Copy out each line of the data holding "yönetim".

**********

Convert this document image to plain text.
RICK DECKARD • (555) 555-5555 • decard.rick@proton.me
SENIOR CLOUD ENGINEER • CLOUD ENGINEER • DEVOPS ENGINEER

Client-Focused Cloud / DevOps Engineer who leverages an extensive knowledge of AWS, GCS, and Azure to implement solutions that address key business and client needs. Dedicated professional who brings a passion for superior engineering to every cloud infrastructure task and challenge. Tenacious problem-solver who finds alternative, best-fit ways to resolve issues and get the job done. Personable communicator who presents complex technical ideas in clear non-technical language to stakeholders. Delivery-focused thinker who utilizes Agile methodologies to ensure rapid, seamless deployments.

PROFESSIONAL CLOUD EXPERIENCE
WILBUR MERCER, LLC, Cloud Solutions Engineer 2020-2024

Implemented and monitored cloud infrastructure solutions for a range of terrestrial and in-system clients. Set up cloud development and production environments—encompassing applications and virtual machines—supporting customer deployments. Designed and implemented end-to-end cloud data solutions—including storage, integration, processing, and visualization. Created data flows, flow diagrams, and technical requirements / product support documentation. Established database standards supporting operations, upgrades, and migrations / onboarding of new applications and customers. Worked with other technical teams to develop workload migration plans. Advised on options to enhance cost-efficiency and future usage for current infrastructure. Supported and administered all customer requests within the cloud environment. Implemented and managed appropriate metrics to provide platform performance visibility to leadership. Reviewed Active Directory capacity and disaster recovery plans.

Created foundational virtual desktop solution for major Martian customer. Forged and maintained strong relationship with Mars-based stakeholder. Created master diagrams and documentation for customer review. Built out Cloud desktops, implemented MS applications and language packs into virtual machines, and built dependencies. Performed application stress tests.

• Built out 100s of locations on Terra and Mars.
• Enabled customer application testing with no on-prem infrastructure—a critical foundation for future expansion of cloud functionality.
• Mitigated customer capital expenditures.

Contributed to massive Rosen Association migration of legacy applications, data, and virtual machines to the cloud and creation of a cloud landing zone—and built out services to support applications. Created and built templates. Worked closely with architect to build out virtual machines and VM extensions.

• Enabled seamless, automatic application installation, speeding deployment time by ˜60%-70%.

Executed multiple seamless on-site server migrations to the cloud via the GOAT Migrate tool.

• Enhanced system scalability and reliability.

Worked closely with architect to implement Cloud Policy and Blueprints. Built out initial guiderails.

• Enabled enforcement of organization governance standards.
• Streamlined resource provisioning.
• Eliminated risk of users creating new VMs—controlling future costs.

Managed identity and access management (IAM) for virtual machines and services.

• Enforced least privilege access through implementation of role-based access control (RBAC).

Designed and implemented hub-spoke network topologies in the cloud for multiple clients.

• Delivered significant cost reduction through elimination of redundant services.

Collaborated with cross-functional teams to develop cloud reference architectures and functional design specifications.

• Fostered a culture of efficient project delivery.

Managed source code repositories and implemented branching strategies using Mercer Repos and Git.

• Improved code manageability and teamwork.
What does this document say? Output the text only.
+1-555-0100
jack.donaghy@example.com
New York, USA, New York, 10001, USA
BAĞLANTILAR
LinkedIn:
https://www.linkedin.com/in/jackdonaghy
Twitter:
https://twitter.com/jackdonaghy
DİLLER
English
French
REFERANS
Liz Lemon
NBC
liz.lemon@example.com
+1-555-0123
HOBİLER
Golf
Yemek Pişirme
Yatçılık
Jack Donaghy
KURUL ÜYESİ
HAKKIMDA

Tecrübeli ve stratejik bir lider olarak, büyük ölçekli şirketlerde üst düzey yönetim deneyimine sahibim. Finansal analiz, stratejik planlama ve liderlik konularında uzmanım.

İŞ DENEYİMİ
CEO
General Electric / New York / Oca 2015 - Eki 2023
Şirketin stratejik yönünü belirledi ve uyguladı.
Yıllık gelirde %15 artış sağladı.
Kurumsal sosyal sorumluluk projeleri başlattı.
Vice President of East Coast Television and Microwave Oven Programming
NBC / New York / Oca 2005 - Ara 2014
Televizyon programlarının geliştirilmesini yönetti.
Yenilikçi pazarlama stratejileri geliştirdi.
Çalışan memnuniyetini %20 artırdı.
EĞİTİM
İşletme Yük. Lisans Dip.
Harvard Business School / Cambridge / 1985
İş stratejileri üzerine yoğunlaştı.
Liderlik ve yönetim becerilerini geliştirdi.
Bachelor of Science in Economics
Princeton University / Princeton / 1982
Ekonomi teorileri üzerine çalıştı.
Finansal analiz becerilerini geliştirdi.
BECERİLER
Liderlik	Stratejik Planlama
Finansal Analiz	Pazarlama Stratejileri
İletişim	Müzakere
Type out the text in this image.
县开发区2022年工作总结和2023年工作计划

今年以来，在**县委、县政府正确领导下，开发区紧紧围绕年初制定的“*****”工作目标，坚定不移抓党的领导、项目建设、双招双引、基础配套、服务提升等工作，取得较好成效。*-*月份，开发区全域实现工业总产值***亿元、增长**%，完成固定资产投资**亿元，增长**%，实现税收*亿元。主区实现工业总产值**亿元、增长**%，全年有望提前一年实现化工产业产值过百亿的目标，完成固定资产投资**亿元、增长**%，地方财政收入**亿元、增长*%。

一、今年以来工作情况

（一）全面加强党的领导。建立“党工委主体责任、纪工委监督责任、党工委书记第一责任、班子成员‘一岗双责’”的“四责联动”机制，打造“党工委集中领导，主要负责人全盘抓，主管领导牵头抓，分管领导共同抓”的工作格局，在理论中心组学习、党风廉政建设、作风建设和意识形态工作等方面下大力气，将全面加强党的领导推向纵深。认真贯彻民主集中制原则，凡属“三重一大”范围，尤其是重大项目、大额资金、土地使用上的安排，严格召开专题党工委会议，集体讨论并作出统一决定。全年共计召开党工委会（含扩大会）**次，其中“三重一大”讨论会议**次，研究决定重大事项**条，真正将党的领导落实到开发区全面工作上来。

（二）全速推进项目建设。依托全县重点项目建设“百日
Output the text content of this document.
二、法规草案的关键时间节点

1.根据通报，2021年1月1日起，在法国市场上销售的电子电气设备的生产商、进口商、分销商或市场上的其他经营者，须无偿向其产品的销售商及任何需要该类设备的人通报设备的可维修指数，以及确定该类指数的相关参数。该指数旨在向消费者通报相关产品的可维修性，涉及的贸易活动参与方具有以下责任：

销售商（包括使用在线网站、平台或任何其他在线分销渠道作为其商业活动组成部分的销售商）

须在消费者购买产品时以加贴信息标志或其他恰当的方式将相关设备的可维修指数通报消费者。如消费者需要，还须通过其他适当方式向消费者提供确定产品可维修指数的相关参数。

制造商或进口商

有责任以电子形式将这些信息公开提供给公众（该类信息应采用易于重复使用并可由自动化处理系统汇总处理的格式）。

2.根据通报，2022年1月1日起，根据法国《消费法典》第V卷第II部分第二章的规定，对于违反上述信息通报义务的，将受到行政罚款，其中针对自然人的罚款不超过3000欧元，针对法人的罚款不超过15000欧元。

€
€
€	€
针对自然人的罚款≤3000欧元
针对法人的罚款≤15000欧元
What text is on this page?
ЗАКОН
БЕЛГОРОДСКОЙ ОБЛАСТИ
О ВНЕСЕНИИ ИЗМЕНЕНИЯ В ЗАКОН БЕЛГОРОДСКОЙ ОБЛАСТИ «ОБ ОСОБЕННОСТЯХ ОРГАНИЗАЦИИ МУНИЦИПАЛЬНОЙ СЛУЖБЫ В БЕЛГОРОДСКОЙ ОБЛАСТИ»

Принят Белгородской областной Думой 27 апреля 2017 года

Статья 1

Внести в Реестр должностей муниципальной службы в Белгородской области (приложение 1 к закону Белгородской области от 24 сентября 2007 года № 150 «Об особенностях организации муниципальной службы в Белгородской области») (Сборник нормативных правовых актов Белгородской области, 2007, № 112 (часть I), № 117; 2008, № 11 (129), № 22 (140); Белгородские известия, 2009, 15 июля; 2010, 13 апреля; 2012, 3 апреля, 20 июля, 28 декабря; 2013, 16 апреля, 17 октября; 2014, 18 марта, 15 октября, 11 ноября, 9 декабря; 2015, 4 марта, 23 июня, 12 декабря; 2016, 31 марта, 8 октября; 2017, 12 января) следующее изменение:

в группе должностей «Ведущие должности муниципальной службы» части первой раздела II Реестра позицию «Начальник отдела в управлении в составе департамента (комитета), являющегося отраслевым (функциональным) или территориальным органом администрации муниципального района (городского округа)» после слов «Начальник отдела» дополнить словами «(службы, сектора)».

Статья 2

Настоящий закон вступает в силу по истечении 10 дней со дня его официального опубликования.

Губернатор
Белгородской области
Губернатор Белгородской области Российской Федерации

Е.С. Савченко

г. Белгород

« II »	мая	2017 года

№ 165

**********

§ **Reply to the exercise**:
Tecrübeli ve stratejik bir lider olarak, büyük ölçekli şirketlerde üst düzey yönetim deneyimine sahibim. Finansal analiz, stratejik planlama ve liderlik konularında uzmanım.
Liderlik ve yönetim becerilerini geliştirdi.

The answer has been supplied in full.